▸ **What you are asked to do**: Copy each line of the entries beneath that contains the word "nThe".

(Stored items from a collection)

###

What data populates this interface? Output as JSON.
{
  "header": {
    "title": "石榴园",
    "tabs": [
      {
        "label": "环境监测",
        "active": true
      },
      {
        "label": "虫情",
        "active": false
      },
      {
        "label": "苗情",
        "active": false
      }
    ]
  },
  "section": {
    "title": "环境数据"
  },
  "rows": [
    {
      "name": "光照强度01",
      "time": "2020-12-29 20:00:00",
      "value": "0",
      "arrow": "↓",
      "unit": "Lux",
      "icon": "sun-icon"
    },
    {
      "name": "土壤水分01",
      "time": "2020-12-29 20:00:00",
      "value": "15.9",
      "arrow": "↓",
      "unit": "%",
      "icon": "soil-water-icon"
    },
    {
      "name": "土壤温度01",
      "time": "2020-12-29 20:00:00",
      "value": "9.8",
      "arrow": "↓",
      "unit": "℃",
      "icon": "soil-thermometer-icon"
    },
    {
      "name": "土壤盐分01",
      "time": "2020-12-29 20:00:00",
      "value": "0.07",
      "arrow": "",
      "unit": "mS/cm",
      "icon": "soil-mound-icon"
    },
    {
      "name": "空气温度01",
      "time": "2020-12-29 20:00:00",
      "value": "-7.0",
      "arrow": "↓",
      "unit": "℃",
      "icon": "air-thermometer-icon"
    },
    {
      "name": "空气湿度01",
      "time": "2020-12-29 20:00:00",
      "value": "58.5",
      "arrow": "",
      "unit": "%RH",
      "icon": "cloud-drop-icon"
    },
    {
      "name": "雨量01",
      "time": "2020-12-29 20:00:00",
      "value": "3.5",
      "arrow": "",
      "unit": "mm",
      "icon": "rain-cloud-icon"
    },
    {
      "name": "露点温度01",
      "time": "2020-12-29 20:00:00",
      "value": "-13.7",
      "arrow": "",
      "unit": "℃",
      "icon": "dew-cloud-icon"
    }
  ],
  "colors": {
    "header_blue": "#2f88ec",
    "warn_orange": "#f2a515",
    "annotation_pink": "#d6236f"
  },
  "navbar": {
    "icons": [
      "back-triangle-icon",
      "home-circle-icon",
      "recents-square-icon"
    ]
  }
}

###

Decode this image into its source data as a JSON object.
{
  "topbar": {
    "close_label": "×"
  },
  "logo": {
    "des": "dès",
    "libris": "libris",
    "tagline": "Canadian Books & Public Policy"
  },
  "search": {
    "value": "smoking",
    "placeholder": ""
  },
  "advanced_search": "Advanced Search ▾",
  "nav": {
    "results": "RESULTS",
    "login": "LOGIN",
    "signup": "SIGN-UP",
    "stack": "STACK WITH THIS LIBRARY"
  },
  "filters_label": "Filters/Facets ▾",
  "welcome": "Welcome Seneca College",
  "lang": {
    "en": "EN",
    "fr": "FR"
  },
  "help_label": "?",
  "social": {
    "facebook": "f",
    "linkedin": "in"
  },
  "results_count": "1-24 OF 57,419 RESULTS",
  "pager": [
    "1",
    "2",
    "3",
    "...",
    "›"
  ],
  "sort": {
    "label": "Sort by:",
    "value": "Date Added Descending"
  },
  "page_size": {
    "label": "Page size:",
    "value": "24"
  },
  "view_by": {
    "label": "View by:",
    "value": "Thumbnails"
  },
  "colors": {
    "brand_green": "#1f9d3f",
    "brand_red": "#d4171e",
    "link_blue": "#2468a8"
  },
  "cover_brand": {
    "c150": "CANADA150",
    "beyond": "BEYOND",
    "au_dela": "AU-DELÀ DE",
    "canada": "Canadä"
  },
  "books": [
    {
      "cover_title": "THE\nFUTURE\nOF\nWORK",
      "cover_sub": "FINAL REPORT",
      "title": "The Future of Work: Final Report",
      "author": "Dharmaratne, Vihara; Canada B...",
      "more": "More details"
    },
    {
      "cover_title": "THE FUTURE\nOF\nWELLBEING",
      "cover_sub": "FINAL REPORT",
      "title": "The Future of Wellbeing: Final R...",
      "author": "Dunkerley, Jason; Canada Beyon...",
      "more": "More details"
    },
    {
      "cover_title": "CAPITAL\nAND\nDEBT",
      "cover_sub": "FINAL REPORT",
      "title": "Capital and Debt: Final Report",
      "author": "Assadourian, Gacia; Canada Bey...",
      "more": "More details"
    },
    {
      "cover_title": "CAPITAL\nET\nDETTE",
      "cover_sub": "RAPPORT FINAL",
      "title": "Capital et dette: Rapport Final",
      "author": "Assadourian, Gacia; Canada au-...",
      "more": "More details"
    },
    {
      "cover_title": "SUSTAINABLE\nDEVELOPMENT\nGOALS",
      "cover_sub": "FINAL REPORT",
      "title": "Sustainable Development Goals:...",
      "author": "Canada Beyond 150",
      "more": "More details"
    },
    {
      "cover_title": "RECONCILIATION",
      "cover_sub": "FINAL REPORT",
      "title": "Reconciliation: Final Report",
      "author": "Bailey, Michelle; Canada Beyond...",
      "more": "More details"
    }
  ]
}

###

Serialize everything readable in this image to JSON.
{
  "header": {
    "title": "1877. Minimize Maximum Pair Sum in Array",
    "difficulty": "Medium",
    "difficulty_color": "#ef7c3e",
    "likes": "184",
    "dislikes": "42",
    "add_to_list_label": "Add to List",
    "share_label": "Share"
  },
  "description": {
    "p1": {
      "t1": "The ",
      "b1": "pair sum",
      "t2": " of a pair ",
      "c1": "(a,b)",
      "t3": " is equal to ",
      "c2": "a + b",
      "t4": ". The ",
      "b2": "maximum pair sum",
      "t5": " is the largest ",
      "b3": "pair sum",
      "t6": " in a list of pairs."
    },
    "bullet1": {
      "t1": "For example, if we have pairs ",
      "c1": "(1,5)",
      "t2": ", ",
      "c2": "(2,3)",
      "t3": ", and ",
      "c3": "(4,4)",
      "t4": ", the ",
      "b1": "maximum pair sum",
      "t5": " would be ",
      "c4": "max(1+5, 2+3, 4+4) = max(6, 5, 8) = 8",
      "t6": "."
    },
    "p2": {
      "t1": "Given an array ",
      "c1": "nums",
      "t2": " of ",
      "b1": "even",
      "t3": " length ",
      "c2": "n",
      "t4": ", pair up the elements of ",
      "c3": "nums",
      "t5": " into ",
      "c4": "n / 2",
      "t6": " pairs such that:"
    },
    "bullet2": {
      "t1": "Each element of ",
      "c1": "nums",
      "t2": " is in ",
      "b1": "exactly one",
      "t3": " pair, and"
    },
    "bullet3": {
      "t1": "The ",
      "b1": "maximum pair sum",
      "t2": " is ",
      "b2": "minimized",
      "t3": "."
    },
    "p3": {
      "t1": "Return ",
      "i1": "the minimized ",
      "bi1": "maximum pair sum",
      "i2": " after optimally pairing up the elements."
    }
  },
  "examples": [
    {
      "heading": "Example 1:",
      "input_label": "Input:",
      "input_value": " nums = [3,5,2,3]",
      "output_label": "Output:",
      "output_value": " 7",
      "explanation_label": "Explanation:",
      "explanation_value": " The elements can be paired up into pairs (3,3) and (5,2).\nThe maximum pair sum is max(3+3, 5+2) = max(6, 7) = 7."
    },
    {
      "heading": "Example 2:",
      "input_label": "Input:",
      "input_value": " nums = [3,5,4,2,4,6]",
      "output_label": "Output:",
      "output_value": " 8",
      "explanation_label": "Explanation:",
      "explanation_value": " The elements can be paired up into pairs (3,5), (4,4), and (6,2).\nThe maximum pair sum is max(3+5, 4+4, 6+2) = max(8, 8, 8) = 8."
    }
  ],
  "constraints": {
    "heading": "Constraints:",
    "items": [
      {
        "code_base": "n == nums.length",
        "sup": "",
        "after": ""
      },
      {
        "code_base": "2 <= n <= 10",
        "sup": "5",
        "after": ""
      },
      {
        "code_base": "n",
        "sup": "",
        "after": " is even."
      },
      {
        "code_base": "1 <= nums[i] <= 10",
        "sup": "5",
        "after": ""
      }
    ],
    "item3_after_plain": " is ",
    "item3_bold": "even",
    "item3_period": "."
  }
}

###

▸ **Exercise result**:
      "explanation_value": " The elements can be paired up into pairs (3,3) and (5,2).\nThe maximum pair sum is max(3+3, 5+2) = max(6, 7) = 7."
      "explanation_value": " The elements can be paired up into pairs (3,5), (4,4), and (6,2).\nThe maximum pair sum is max(3+5, 4+4, 6+2) = max(8, 8, 8) = 8."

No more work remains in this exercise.